• **Given problem**
Retype each entry below, keeping every character the same.
——
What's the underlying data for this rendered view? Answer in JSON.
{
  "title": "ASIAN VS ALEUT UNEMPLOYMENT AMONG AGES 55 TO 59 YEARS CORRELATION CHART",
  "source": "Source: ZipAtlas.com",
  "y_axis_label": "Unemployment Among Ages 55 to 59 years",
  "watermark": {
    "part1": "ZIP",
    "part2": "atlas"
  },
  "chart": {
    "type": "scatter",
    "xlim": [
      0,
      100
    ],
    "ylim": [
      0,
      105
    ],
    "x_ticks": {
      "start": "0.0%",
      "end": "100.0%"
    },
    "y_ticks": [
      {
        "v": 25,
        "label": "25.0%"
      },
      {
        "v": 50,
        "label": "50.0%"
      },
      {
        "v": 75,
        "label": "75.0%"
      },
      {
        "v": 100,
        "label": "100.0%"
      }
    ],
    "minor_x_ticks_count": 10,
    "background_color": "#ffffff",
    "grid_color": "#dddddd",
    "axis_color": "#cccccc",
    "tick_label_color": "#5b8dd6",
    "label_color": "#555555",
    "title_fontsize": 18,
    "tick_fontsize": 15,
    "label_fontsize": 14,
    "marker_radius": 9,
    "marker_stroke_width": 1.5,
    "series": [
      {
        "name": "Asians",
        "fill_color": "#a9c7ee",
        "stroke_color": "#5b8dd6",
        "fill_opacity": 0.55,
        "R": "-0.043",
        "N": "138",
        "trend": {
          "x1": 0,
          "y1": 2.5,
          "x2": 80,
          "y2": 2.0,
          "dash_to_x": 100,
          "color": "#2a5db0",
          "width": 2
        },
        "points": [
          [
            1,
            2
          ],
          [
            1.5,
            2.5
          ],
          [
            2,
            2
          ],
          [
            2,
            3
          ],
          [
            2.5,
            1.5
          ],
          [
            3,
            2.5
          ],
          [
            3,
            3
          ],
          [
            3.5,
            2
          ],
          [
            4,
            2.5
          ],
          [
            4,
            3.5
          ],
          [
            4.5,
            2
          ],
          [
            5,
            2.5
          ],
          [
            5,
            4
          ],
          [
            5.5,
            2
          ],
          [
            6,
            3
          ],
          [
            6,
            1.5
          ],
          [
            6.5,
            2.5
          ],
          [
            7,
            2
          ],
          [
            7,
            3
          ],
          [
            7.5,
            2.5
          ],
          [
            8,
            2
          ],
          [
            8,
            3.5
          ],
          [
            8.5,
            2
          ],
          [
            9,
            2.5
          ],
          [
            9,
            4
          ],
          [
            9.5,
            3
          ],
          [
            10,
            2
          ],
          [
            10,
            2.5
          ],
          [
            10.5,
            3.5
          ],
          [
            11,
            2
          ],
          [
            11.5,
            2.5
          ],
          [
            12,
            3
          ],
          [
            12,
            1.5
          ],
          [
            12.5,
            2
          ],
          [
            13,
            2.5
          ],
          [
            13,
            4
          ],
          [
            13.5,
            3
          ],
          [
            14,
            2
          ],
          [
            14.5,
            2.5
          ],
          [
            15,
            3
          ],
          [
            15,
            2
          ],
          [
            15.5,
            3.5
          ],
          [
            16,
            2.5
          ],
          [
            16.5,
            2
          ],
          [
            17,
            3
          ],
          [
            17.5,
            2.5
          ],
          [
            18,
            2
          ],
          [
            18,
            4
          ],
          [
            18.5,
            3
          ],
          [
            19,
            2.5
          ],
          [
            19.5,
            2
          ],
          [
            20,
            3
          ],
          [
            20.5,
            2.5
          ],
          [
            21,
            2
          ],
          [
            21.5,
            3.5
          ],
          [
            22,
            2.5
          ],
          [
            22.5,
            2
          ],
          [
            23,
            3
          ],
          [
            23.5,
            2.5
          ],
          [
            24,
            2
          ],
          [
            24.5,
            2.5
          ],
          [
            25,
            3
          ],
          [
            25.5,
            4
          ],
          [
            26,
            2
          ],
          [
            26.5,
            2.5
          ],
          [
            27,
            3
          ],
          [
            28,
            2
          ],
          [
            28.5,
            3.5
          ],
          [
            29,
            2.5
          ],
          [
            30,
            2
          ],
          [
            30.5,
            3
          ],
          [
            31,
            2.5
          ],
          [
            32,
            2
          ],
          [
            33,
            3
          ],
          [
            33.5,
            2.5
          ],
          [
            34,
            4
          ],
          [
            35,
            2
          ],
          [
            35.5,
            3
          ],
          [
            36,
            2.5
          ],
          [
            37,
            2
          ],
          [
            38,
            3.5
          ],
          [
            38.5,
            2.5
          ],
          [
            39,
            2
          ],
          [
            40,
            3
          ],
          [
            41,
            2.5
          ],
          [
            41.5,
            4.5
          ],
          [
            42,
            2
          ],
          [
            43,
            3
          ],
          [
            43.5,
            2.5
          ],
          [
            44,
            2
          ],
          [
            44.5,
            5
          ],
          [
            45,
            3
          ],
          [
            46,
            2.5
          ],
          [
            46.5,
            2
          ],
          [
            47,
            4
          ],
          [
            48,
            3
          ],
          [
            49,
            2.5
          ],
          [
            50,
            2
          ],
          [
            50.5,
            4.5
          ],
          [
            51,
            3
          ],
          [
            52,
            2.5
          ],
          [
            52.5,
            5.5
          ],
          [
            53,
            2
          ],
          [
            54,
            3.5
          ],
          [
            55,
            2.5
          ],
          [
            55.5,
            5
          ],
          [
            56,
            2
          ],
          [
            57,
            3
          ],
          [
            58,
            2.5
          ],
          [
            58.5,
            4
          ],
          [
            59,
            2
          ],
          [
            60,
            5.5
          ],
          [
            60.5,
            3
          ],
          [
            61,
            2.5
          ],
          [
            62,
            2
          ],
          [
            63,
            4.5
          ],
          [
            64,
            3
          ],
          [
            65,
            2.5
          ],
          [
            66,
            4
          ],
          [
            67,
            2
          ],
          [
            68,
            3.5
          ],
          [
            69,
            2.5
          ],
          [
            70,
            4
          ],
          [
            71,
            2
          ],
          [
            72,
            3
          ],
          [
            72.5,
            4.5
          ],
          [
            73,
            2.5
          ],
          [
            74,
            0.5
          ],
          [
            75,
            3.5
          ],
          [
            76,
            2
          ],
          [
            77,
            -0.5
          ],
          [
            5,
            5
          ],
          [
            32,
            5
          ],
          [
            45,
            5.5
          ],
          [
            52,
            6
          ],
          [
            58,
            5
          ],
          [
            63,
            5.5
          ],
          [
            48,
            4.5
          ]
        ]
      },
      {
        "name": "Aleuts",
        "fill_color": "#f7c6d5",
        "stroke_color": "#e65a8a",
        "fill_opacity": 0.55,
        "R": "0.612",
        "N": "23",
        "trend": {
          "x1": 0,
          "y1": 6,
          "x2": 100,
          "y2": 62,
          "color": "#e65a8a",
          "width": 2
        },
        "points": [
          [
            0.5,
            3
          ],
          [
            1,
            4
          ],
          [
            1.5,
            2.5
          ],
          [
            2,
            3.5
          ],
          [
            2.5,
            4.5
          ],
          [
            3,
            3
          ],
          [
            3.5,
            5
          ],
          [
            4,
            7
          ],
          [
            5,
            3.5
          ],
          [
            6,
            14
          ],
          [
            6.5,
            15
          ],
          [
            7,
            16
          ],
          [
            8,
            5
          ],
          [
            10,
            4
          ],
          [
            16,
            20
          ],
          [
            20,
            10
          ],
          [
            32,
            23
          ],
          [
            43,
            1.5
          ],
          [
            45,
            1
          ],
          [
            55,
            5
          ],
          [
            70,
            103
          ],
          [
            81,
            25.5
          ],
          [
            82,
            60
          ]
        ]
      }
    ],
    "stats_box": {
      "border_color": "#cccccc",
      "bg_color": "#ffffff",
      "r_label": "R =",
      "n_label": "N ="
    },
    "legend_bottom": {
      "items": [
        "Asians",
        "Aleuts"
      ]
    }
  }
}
——
• **Written answer**
What's the underlying data for this rendered view? Answer in JSON.
{
  "title": "ASIAN VS ALEUT UNEMPLOYMENT AMONG AGES 55 TO 59 YEARS CORRELATION CHART",
  "source": "Source: ZipAtlas.com",
  "y_axis_label": "Unemployment Among Ages 55 to 59 years",
  "watermark": {
    "part1": "ZIP",
    "part2": "atlas"
  },
  "chart": {
    "type": "scatter",
    "xlim": [
      0,
      100
    ],
    "ylim": [
      0,
      105
    ],
    "x_ticks": {
      "start": "0.0%",
      "end": "100.0%"
    },
    "y_ticks": [
      {
        "v": 25,
        "label": "25.0%"
      },
      {
        "v": 50,
        "label": "50.0%"
      },
      {
        "v": 75,
        "label": "75.0%"
      },
      {
        "v": 100,
        "label": "100.0%"
      }
    ],
    "minor_x_ticks_count": 10,
    "background_color": "#ffffff",
    "grid_color": "#dddddd",
    "axis_color": "#cccccc",
    "tick_label_color": "#5b8dd6",
    "label_color": "#555555",
    "title_fontsize": 18,
    "tick_fontsize": 15,
    "label_fontsize": 14,
    "marker_radius": 9,
    "marker_stroke_width": 1.5,
    "series": [
      {
        "name": "Asians",
        "fill_color": "#a9c7ee",
        "stroke_color": "#5b8dd6",
        "fill_opacity": 0.55,
        "R": "-0.043",
        "N": "138",
        "trend": {
          "x1": 0,
          "y1": 2.5,
          "x2": 80,
          "y2": 2.0,
          "dash_to_x": 100,
          "color": "#2a5db0",
          "width": 2
        },
        "points": [
          [
            1,
            2
          ],
          [
            1.5,
            2.5
          ],
          [
            2,
            2
          ],
          [
            2,
            3
          ],
          [
            2.5,
            1.5
          ],
          [
            3,
            2.5
          ],
          [
            3,
            3
          ],
          [
            3.5,
            2
          ],
          [
            4,
            2.5
          ],
          [
            4,
            3.5
          ],
          [
            4.5,
            2
          ],
          [
            5,
            2.5
          ],
          [
            5,
            4
          ],
          [
            5.5,
            2
          ],
          [
            6,
            3
          ],
          [
            6,
            1.5
          ],
          [
            6.5,
            2.5
          ],
          [
            7,
            2
          ],
          [
            7,
            3
          ],
          [
            7.5,
            2.5
          ],
          [
            8,
            2
          ],
          [
            8,
            3.5
          ],
          [
            8.5,
            2
          ],
          [
            9,
            2.5
          ],
          [
            9,
            4
          ],
          [
            9.5,
            3
          ],
          [
            10,
            2
          ],
          [
            10,
            2.5
          ],
          [
            10.5,
            3.5
          ],
          [
            11,
            2
          ],
          [
            11.5,
            2.5
          ],
          [
            12,
            3
          ],
          [
            12,
            1.5
          ],
          [
            12.5,
            2
          ],
          [
            13,
            2.5
          ],
          [
            13,
            4
          ],
          [
            13.5,
            3
          ],
          [
            14,
            2
          ],
          [
            14.5,
            2.5
          ],
          [
            15,
            3
          ],
          [
            15,
            2
          ],
          [
            15.5,
            3.5
          ],
          [
            16,
            2.5
          ],
          [
            16.5,
            2
          ],
          [
            17,
            3
          ],
          [
            17.5,
            2.5
          ],
          [
            18,
            2
          ],
          [
            18,
            4
          ],
          [
            18.5,
            3
          ],
          [
            19,
            2.5
          ],
          [
            19.5,
            2
          ],
          [
            20,
            3
          ],
          [
            20.5,
            2.5
          ],
          [
            21,
            2
          ],
          [
            21.5,
            3.5
          ],
          [
            22,
            2.5
          ],
          [
            22.5,
            2
          ],
          [
            23,
            3
          ],
          [
            23.5,
            2.5
          ],
          [
            24,
            2
          ],
          [
            24.5,
            2.5
          ],
          [
            25,
            3
          ],
          [
            25.5,
            4
          ],
          [
            26,
            2
          ],
          [
            26.5,
            2.5
          ],
          [
            27,
            3
          ],
          [
            28,
            2
          ],
          [
            28.5,
            3.5
          ],
          [
            29,
            2.5
          ],
          [
            30,
            2
          ],
          [
            30.5,
            3
          ],
          [
            31,
            2.5
          ],
          [
            32,
            2
          ],
          [
            33,
            3
          ],
          [
            33.5,
            2.5
          ],
          [
            34,
            4
          ],
          [
            35,
            2
          ],
          [
            35.5,
            3
          ],
          [
            36,
            2.5
          ],
          [
            37,
            2
          ],
          [
            38,
            3.5
          ],
          [
            38.5,
            2.5
          ],
          [
            39,
            2
          ],
          [
            40,
            3
          ],
          [
            41,
            2.5
          ],
          [
            41.5,
            4.5
          ],
          [
            42,
            2
          ],
          [
            43,
            3
          ],
          [
            43.5,
            2.5
          ],
          [
            44,
            2
          ],
          [
            44.5,
            5
          ],
          [
            45,
            3
          ],
          [
            46,
            2.5
          ],
          [
            46.5,
            2
          ],
          [
            47,
            4
          ],
          [
            48,
            3
          ],
          [
            49,
            2.5
          ],
          [
            50,
            2
          ],
          [
            50.5,
            4.5
          ],
          [
            51,
            3
          ],
          [
            52,
            2.5
          ],
          [
            52.5,
            5.5
          ],
          [
            53,
            2
          ],
          [
            54,
            3.5
          ],
          [
            55,
            2.5
          ],
          [
            55.5,
            5
          ],
          [
            56,
            2
          ],
          [
            57,
            3
          ],
          [
            58,
            2.5
          ],
          [
            58.5,
            4
          ],
          [
            59,
            2
          ],
          [
            60,
            5.5
          ],
          [
            60.5,
            3
          ],
          [
            61,
            2.5
          ],
          [
            62,
            2
          ],
          [
            63,
            4.5
          ],
          [
            64,
            3
          ],
          [
            65,
            2.5
          ],
          [
            66,
            4
          ],
          [
            67,
            2
          ],
          [
            68,
            3.5
          ],
          [
            69,
            2.5
          ],
          [
            70,
            4
          ],
          [
            71,
            2
          ],
          [
            72,
            3
          ],
          [
            72.5,
            4.5
          ],
          [
            73,
            2.5
          ],
          [
            74,
            0.5
          ],
          [
            75,
            3.5
          ],
          [
            76,
            2
          ],
          [
            77,
            -0.5
          ],
          [
            5,
            5
          ],
          [
            32,
            5
          ],
          [
            45,
            5.5
          ],
          [
            52,
            6
          ],
          [
            58,
            5
          ],
          [
            63,
            5.5
          ],
          [
            48,
            4.5
          ]
        ]
      },
      {
        "name": "Aleuts",
        "fill_color": "#f7c6d5",
        "stroke_color": "#e65a8a",
        "fill_opacity": 0.55,
        "R": "0.612",
        "N": "23",
        "trend": {
          "x1": 0,
          "y1": 6,
          "x2": 100,
          "y2": 62,
          "color": "#e65a8a",
          "width": 2
        },
        "points": [
          [
            0.5,
            3
          ],
          [
            1,
            4
          ],
          [
            1.5,
            2.5
          ],
          [
            2,
            3.5
          ],
          [
            2.5,
            4.5
          ],
          [
            3,
            3
          ],
          [
            3.5,
            5
          ],
          [
            4,
            7
          ],
          [
            5,
            3.5
          ],
          [
            6,
            14
          ],
          [
            6.5,
            15
          ],
          [
            7,
            16
          ],
          [
            8,
            5
          ],
          [
            10,
            4
          ],
          [
            16,
            20
          ],
          [
            20,
            10
          ],
          [
            32,
            23
          ],
          [
            43,
            1.5
          ],
          [
            45,
            1
          ],
          [
            55,
            5
          ],
          [
            70,
            103
          ],
          [
            81,
            25.5
          ],
          [
            82,
            60
          ]
        ]
      }
    ],
    "stats_box": {
      "border_color": "#cccccc",
      "bg_color": "#ffffff",
      "r_label": "R =",
      "n_label": "N ="
    },
    "legend_bottom": {
      "items": [
        "Asians",
        "Aleuts"
      ]
    }
  }
}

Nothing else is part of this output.